Answer with one number only: the number of lines that include the word "subtitle".

* begin EXCERPTED DATA *

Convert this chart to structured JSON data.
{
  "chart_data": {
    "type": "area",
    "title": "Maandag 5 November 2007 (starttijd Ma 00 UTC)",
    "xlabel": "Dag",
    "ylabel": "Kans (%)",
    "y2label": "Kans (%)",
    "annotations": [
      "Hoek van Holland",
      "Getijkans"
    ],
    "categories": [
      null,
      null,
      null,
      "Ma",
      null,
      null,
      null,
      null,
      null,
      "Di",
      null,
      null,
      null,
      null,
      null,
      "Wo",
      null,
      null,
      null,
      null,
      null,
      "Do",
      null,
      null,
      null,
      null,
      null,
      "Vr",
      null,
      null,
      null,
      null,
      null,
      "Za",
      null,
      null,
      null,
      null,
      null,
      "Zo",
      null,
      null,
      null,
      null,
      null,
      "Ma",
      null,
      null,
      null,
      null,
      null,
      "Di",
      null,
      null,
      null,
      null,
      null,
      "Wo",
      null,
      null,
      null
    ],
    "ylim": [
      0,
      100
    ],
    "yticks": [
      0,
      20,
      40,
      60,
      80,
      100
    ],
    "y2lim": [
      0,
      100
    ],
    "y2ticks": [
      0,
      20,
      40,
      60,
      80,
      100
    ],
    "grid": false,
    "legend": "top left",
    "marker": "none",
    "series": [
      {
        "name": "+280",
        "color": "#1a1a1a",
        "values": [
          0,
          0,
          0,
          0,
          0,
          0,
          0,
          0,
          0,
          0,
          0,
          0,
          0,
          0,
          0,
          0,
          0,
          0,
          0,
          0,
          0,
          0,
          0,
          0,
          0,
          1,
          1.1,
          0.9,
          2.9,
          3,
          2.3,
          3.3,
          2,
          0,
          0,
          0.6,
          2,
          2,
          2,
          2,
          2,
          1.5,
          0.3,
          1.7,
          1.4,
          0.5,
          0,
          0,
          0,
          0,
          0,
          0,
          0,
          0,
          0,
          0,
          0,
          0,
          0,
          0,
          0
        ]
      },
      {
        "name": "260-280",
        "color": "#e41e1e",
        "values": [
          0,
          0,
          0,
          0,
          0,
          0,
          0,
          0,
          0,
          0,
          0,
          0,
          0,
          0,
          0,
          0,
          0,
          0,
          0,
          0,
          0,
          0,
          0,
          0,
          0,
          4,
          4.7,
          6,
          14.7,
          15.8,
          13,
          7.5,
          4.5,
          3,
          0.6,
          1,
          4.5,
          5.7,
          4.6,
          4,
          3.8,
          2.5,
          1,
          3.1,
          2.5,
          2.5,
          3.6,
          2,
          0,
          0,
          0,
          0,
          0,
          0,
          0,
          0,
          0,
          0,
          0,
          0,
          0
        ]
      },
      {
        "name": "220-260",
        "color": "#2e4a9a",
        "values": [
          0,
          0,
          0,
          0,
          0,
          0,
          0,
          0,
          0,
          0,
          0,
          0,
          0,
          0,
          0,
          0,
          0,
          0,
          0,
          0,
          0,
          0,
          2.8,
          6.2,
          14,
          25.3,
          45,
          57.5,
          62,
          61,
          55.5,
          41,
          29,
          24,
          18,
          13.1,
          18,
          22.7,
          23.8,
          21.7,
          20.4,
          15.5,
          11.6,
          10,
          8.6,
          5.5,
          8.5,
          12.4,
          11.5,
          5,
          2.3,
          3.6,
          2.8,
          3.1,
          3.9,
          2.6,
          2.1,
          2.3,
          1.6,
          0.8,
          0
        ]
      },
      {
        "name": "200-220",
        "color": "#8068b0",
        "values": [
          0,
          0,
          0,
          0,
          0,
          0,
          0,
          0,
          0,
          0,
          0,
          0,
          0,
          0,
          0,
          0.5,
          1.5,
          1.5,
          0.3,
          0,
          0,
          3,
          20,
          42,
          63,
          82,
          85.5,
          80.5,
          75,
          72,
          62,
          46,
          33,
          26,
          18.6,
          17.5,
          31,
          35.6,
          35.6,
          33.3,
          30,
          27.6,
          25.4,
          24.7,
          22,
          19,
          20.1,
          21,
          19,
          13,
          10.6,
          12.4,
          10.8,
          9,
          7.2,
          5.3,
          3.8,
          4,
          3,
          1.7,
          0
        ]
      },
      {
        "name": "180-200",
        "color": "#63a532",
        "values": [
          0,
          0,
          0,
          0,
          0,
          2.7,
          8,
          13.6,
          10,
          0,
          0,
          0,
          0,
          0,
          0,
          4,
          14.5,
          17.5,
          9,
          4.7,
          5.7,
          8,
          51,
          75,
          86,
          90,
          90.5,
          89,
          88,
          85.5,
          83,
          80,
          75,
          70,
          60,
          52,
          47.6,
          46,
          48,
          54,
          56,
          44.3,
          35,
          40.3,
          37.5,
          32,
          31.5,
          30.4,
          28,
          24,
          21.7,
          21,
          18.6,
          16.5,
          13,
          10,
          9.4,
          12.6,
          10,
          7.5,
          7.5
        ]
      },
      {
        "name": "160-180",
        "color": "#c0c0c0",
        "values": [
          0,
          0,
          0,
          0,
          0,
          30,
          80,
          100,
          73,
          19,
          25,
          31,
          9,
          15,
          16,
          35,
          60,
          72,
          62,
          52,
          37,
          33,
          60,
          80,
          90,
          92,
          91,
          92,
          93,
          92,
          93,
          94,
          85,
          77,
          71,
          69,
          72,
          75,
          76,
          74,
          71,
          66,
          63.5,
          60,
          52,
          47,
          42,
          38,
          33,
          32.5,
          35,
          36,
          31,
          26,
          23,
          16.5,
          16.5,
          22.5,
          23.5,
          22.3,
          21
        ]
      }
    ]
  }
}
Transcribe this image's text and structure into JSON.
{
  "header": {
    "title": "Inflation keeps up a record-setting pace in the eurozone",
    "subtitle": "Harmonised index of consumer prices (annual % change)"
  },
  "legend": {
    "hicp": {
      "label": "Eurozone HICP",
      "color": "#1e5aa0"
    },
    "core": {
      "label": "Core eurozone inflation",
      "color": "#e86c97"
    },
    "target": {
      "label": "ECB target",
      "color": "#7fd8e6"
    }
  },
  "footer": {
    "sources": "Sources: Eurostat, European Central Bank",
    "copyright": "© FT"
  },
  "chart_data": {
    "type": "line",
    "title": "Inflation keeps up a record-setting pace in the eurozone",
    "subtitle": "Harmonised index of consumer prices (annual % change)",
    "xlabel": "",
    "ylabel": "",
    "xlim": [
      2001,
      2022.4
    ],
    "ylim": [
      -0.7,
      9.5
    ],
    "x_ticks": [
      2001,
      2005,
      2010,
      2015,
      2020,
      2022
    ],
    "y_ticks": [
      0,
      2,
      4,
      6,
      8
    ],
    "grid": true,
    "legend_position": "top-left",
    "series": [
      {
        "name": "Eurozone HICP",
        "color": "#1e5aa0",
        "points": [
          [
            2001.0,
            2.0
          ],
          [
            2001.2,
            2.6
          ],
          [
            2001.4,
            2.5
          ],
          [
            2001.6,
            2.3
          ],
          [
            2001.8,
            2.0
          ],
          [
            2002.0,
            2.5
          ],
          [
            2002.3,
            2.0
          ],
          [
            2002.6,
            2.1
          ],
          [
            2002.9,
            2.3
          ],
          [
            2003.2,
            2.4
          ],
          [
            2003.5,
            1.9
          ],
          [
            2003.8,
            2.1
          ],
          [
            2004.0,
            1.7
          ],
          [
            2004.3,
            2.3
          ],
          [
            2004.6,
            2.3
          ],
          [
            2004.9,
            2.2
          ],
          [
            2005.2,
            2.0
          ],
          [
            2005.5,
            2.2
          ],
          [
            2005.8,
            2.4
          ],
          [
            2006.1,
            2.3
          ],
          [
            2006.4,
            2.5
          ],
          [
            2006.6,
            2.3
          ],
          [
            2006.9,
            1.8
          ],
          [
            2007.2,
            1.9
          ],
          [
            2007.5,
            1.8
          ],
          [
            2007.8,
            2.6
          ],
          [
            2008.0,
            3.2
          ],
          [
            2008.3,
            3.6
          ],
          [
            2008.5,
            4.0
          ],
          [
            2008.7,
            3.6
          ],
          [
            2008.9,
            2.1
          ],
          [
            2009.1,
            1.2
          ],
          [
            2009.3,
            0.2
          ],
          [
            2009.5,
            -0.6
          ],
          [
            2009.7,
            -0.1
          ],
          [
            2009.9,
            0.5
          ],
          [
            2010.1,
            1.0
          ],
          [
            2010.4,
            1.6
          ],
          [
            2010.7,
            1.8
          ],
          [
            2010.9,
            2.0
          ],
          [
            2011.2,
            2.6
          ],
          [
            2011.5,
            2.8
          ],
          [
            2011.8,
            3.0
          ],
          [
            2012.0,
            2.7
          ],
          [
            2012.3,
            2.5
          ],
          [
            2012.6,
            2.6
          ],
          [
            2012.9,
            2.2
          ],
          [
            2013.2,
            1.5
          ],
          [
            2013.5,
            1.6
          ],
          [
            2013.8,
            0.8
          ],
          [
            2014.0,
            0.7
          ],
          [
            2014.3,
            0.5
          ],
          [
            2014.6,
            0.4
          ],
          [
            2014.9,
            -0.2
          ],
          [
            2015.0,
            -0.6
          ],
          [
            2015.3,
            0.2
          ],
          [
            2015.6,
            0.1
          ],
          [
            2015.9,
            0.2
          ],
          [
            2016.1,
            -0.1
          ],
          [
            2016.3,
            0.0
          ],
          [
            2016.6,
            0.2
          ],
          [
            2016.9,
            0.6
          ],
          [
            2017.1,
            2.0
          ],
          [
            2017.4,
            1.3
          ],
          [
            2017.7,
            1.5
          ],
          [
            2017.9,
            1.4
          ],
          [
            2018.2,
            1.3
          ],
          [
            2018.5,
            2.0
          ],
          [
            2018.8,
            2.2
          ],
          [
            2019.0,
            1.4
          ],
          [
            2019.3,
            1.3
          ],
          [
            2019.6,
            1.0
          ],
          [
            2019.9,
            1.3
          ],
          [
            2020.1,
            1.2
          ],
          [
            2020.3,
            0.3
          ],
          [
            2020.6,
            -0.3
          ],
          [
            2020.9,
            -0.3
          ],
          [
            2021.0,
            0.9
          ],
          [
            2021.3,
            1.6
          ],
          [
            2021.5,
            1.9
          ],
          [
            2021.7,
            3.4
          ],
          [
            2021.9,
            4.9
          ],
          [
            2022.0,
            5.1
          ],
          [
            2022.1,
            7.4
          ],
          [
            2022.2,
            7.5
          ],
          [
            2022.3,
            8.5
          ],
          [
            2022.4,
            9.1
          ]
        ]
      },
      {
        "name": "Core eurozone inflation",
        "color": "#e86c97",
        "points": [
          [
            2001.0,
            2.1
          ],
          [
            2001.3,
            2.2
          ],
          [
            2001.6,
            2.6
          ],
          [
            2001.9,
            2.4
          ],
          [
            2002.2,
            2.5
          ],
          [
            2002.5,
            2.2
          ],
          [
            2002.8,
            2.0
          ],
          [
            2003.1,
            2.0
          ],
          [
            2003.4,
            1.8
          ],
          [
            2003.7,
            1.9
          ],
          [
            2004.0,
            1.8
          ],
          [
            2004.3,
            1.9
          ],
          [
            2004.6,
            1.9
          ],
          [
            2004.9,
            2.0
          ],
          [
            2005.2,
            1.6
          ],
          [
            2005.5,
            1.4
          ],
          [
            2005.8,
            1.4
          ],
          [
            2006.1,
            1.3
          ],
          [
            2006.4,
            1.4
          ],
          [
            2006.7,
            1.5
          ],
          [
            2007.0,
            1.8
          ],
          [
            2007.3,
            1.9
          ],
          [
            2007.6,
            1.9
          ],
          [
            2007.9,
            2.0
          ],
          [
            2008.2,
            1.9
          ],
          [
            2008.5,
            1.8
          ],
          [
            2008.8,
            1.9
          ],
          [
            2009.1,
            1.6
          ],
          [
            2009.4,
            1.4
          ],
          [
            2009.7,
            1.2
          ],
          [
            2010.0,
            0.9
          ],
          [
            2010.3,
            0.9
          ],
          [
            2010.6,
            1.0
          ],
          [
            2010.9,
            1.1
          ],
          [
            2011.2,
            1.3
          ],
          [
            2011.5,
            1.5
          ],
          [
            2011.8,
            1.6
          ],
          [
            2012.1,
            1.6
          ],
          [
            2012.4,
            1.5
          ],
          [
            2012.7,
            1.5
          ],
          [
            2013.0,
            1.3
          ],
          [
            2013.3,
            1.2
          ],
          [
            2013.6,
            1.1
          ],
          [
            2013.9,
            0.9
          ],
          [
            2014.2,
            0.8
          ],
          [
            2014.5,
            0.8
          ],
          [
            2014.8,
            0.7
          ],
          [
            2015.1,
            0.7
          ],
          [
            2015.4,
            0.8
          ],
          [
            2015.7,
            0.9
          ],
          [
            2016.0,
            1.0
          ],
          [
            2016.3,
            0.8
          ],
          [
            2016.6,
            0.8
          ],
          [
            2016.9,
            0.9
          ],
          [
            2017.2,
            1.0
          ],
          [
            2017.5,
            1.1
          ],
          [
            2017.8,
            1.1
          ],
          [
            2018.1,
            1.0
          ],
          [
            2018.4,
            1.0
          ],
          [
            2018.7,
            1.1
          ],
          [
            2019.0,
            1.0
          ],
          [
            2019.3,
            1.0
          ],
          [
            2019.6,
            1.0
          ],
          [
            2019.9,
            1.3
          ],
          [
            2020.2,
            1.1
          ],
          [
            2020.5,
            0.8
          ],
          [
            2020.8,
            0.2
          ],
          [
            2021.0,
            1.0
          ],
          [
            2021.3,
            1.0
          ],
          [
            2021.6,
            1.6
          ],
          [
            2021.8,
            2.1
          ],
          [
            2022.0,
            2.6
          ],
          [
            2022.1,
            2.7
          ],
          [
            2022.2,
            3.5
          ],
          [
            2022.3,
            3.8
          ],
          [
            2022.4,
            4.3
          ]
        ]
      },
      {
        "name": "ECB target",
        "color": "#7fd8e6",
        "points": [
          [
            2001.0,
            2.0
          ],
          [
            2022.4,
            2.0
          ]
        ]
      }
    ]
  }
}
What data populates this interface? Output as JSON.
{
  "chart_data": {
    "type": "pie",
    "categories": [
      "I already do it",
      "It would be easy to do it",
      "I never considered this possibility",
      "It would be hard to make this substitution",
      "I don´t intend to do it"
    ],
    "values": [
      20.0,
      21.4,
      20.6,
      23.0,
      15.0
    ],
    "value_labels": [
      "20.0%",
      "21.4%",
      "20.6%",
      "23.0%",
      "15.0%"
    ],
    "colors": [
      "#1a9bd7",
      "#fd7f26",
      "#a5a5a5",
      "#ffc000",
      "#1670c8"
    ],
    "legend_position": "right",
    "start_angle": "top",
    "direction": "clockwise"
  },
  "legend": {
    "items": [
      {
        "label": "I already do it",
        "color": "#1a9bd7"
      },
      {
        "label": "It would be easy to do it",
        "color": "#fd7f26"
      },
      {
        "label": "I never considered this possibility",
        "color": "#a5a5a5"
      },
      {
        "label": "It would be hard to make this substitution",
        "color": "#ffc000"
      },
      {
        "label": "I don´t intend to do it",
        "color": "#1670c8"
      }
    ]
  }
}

* end EXCERPTED DATA *

▶ [WRITTEN ANSWER] 2